• _Record set_:
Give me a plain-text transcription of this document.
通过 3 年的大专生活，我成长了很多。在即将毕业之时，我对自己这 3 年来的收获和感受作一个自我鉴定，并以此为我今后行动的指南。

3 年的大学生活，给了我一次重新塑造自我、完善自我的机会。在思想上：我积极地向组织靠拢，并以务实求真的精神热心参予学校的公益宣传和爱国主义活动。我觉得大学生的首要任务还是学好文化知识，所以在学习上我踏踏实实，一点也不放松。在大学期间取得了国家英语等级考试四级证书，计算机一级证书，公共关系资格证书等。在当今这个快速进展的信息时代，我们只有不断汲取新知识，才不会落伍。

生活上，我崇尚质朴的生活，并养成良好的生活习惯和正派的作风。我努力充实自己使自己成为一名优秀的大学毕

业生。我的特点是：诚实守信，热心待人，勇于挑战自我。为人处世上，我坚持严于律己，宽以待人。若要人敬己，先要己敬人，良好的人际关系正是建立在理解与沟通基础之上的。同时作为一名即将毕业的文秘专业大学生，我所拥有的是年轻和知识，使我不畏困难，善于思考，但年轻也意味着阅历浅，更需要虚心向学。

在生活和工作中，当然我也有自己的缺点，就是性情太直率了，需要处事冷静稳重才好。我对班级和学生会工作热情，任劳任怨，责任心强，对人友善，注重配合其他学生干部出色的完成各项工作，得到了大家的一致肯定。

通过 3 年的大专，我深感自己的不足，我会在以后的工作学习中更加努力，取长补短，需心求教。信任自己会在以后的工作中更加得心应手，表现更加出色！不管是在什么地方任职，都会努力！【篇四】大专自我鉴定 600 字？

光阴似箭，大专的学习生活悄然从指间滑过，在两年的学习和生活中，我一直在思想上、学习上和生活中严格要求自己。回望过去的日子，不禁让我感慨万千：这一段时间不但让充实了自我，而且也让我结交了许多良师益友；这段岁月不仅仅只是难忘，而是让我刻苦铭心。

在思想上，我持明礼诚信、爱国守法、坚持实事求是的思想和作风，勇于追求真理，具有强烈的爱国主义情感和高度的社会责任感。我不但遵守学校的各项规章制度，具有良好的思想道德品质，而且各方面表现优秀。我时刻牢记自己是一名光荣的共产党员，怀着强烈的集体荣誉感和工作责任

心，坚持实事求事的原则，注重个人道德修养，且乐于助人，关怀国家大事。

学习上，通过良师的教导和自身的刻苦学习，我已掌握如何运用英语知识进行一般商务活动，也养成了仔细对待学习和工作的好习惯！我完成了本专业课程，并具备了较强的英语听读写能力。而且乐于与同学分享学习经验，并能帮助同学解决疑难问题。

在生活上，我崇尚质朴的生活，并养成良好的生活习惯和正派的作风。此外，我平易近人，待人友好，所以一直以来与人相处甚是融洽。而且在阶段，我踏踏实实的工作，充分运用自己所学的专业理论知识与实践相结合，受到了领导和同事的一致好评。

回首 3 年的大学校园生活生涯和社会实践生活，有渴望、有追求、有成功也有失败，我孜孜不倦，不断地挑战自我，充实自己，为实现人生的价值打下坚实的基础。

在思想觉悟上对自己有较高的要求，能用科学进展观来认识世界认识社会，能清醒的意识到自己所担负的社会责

• _Given request_:
Pick out each line in the material containing "我崇尚质朴的生活".

• _Response to this task_:
生活上，我崇尚质朴的生活，并养成良好的生活习惯和正派的作风。我努力充实自己使自己成为一名优秀的大学毕
在生活上，我崇尚质朴的生活，并养成良好的生活习惯和正派的作风。此外，我平易近人，待人友好，所以一直以来与人相处甚是融洽。而且在阶段，我踏踏实实的工作，充分运用自己所学的专业理论知识与实践相结合，受到了领导和同事的一致好评。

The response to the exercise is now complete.